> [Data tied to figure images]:
————————
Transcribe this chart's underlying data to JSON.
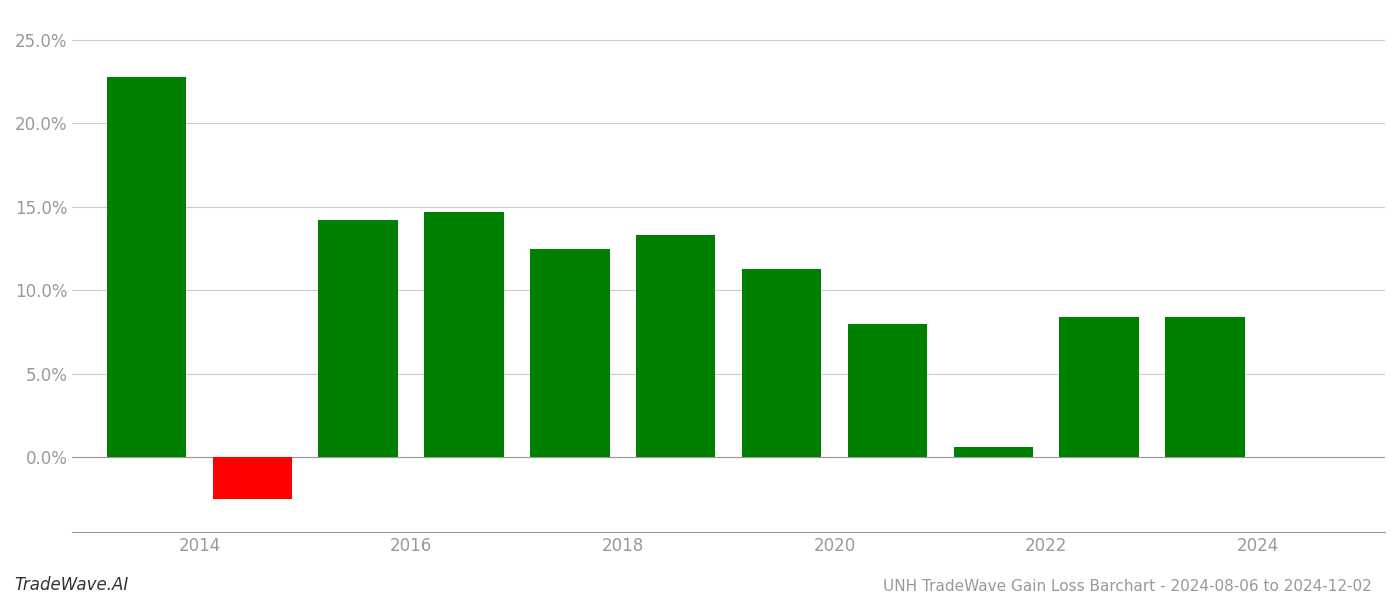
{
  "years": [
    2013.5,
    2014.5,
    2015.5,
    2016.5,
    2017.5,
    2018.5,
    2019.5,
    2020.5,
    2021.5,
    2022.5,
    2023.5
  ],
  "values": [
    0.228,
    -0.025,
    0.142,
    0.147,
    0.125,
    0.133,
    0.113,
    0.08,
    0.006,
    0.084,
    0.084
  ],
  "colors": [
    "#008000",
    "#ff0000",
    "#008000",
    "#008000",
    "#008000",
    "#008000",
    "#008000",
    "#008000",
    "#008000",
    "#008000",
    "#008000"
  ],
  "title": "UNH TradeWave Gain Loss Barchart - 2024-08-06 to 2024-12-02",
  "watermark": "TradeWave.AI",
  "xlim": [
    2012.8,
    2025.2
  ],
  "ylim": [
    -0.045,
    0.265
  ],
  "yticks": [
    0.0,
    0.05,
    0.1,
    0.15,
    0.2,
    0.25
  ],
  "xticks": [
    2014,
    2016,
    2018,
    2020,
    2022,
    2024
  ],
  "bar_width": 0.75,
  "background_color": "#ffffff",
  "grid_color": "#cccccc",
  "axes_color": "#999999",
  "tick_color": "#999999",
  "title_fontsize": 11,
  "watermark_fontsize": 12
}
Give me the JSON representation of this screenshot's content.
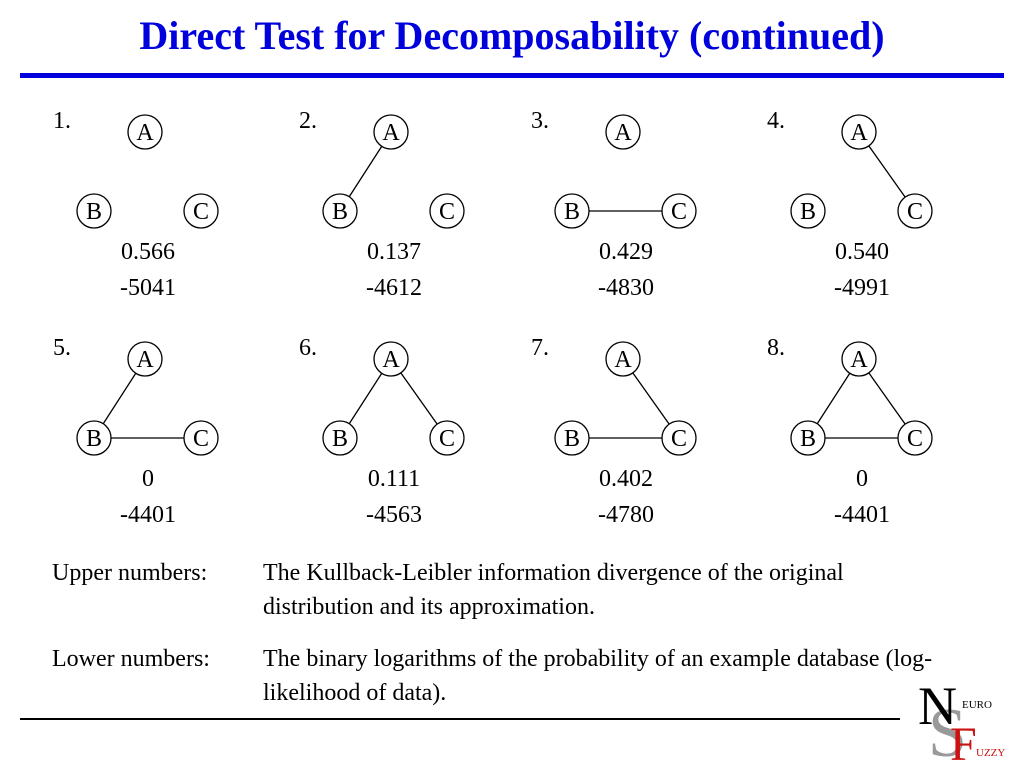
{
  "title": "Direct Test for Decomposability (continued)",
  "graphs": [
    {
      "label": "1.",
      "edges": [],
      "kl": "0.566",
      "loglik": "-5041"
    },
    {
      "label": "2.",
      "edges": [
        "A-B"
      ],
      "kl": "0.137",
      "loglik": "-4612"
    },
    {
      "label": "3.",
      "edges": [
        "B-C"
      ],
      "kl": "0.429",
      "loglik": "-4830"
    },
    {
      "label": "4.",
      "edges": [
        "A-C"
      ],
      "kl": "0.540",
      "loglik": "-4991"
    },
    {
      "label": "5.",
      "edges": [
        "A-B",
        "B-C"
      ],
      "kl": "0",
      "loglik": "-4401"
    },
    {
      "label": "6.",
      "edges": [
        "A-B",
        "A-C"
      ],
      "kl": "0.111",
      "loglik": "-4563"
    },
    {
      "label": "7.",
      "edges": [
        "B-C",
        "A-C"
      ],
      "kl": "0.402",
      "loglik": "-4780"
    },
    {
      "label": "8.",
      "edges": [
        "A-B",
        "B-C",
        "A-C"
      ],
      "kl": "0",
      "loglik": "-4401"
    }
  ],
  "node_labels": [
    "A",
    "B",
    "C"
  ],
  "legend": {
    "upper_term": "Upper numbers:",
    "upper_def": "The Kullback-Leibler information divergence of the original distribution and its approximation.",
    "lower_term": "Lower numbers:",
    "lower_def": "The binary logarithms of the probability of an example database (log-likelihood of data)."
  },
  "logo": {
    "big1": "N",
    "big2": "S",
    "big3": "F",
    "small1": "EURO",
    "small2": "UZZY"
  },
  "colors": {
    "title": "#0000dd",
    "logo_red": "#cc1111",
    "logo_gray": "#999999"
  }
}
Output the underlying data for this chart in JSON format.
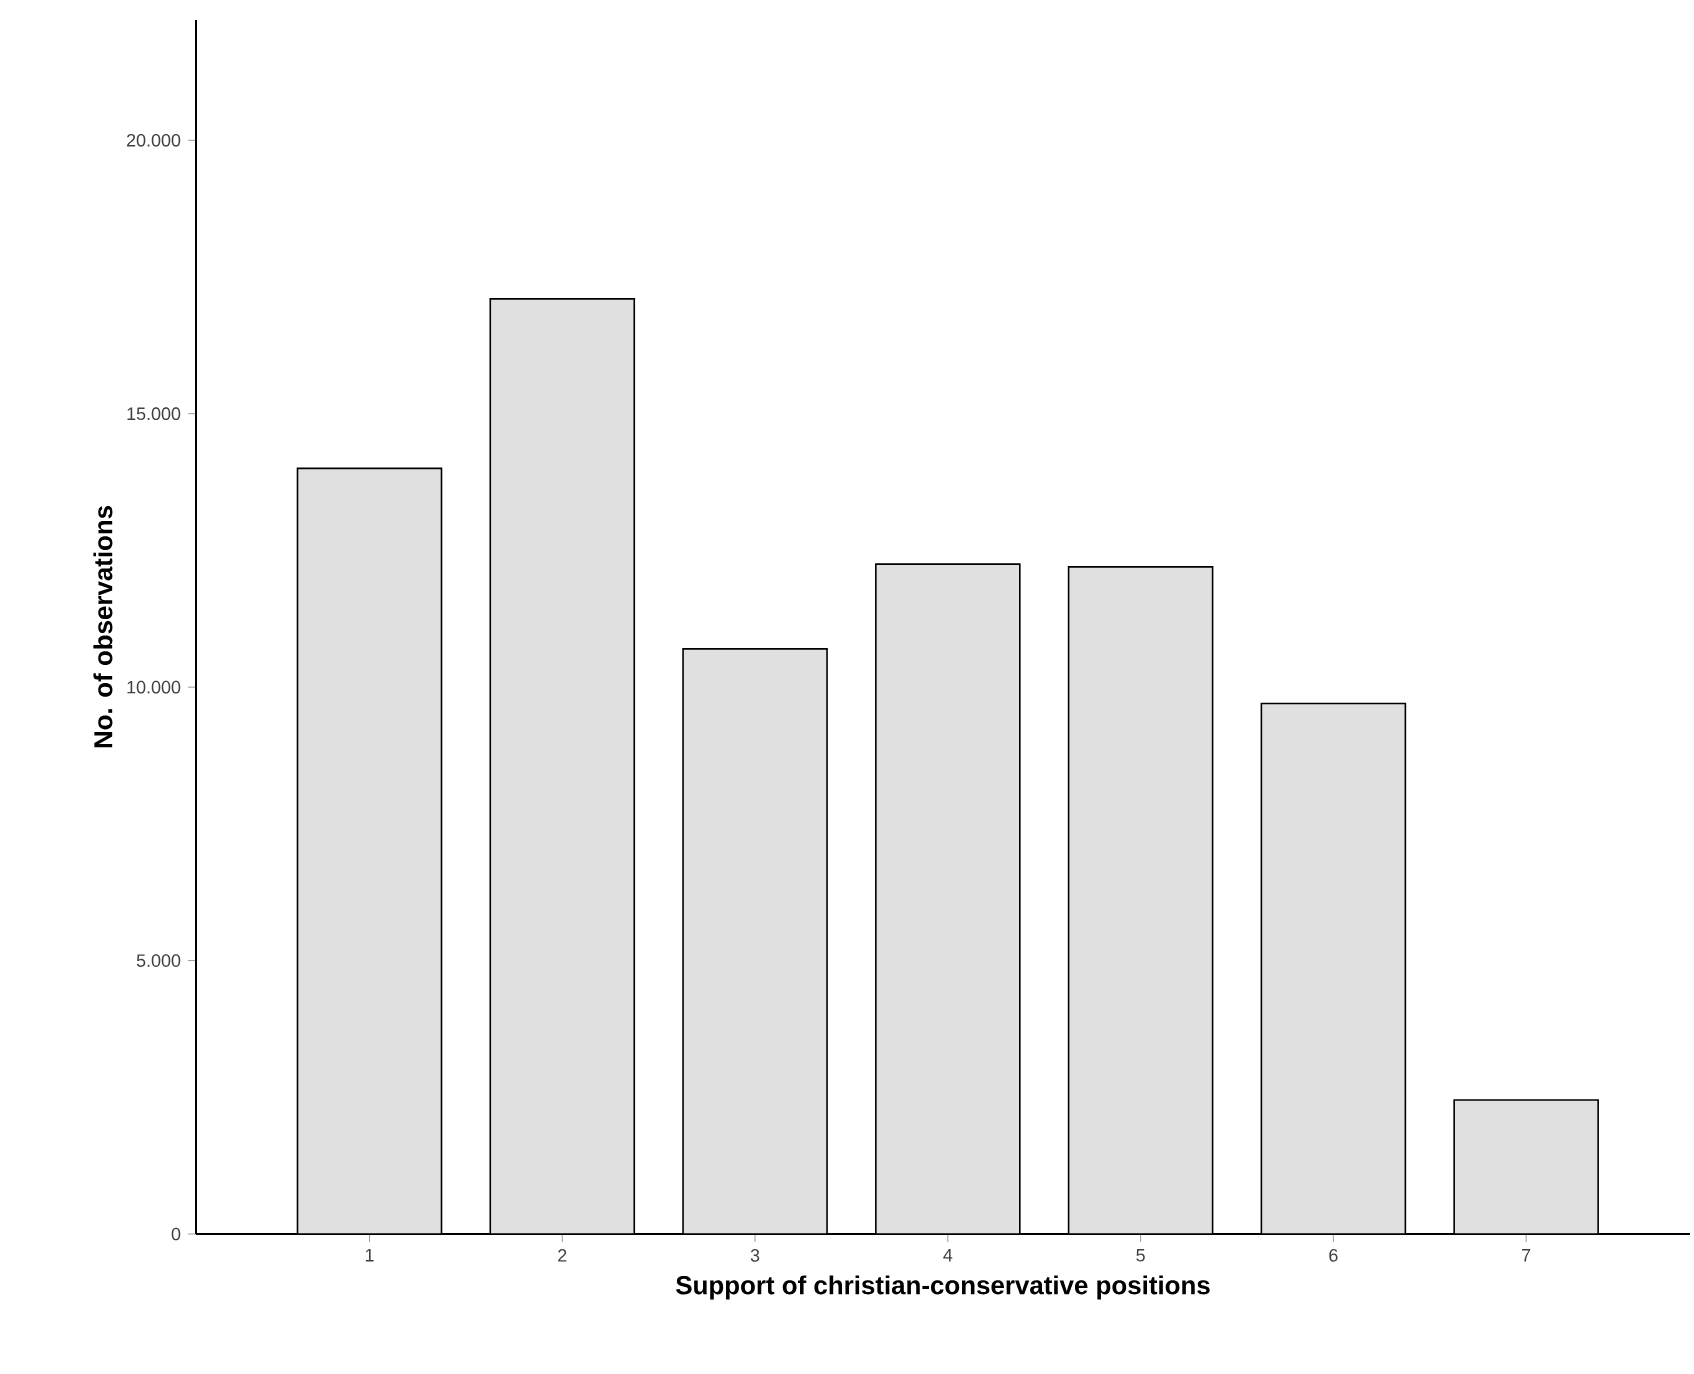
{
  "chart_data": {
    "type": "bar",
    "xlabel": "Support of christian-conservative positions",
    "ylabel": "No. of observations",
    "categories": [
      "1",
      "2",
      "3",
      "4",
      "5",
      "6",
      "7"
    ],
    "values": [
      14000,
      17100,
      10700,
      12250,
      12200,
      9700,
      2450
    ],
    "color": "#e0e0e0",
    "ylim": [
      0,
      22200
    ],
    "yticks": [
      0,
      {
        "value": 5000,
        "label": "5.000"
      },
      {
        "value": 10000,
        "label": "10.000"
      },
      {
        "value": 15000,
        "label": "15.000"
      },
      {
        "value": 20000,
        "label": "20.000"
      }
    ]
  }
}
————————
> [What the task requires]:
What number of lines in the records contain the word "numbers"? Answer with that number alone.

> [Completed task]:
2